__Task requirements__.
Write out all records as given; omit images.

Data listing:
[Start]

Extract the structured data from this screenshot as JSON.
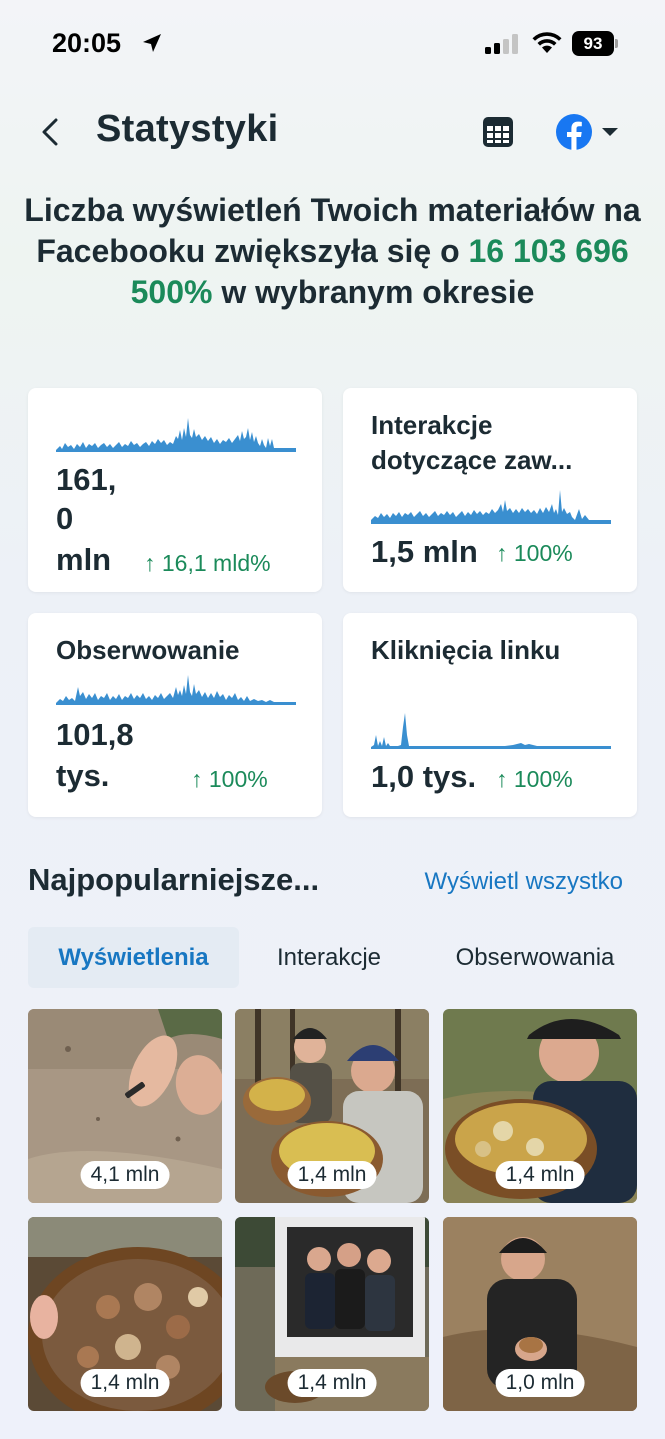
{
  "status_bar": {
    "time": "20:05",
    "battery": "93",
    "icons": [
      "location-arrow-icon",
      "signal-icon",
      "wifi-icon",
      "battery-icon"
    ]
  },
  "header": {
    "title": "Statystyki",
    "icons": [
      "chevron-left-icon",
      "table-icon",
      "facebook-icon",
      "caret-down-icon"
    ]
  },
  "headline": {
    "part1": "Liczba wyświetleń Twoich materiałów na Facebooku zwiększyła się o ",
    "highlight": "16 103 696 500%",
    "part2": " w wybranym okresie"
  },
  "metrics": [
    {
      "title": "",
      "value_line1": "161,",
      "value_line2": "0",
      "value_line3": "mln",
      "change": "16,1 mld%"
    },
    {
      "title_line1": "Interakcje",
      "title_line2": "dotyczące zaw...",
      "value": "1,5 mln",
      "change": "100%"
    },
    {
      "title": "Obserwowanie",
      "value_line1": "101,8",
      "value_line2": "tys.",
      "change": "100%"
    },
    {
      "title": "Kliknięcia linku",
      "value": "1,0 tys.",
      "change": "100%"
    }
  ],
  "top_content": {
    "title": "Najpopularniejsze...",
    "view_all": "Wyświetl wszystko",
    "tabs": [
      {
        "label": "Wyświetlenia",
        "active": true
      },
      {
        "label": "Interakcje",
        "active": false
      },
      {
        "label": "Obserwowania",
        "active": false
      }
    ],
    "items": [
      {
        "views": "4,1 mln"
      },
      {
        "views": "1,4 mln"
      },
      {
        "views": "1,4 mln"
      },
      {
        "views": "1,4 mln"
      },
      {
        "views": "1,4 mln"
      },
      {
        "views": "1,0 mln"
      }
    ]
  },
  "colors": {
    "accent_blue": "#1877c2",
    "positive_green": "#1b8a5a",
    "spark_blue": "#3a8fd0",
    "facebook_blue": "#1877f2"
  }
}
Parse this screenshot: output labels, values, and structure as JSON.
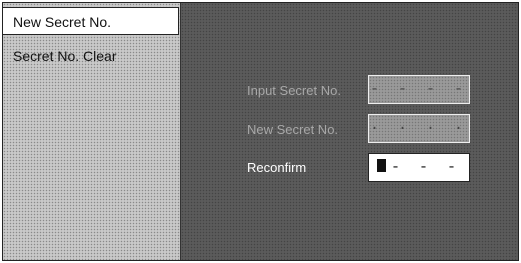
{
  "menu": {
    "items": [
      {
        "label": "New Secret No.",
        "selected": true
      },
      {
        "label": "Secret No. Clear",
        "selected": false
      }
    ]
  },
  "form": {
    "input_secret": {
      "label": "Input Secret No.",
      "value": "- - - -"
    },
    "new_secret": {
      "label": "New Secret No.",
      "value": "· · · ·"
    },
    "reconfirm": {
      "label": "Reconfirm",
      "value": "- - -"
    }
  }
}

[End]

__The result__.
Extract the structured data from this screenshot as JSON.
{
  "status_bar": {
    "time": "20:05",
    "battery": "93",
    "icons": [
      "location-arrow-icon",
      "signal-icon",
      "wifi-icon",
      "battery-icon"
    ]
  },
  "header": {
    "title": "Statystyki",
    "icons": [
      "chevron-left-icon",
      "table-icon",
      "facebook-icon",
      "caret-down-icon"
    ]
  },
  "headline": {
    "part1": "Liczba wyświetleń Twoich materiałów na Facebooku zwiększyła się o ",
    "highlight": "16 103 696 500%",
    "part2": " w wybranym okresie"
  },
  "metrics": [
    {
      "title": "",
      "value_line1": "161,",
      "value_line2": "0",
      "value_line3": "mln",
      "change": "16,1 mld%"
    },
    {
      "title_line1": "Interakcje",
      "title_line2": "dotyczące zaw...",
      "value": "1,5 mln",
      "change": "100%"
    },
    {
      "title": "Obserwowanie",
      "value_line1": "101,8",
      "value_line2": "tys.",
      "change": "100%"
    },
    {
      "title": "Kliknięcia linku",
      "value": "1,0 tys.",
      "change": "100%"
    }
  ],
  "top_content": {
    "title": "Najpopularniejsze...",
    "view_all": "Wyświetl wszystko",
    "tabs": [
      {
        "label": "Wyświetlenia",
        "active": true
      },
      {
        "label": "Interakcje",
        "active": false
      },
      {
        "label": "Obserwowania",
        "active": false
      }
    ],
    "items": [
      {
        "views": "4,1 mln"
      },
      {
        "views": "1,4 mln"
      },
      {
        "views": "1,4 mln"
      },
      {
        "views": "1,4 mln"
      },
      {
        "views": "1,4 mln"
      },
      {
        "views": "1,0 mln"
      }
    ]
  },
  "colors": {
    "accent_blue": "#1877c2",
    "positive_green": "#1b8a5a",
    "spark_blue": "#3a8fd0",
    "facebook_blue": "#1877f2"
  }
}
Parse this screenshot: output labels, values, and structure as JSON.
{
  "menu": {
    "items": [
      {
        "label": "New Secret No.",
        "selected": true
      },
      {
        "label": "Secret No. Clear",
        "selected": false
      }
    ]
  },
  "form": {
    "input_secret": {
      "label": "Input Secret No.",
      "value": "- - - -"
    },
    "new_secret": {
      "label": "New Secret No.",
      "value": "· · · ·"
    },
    "reconfirm": {
      "label": "Reconfirm",
      "value": "- - -"
    }
  }
}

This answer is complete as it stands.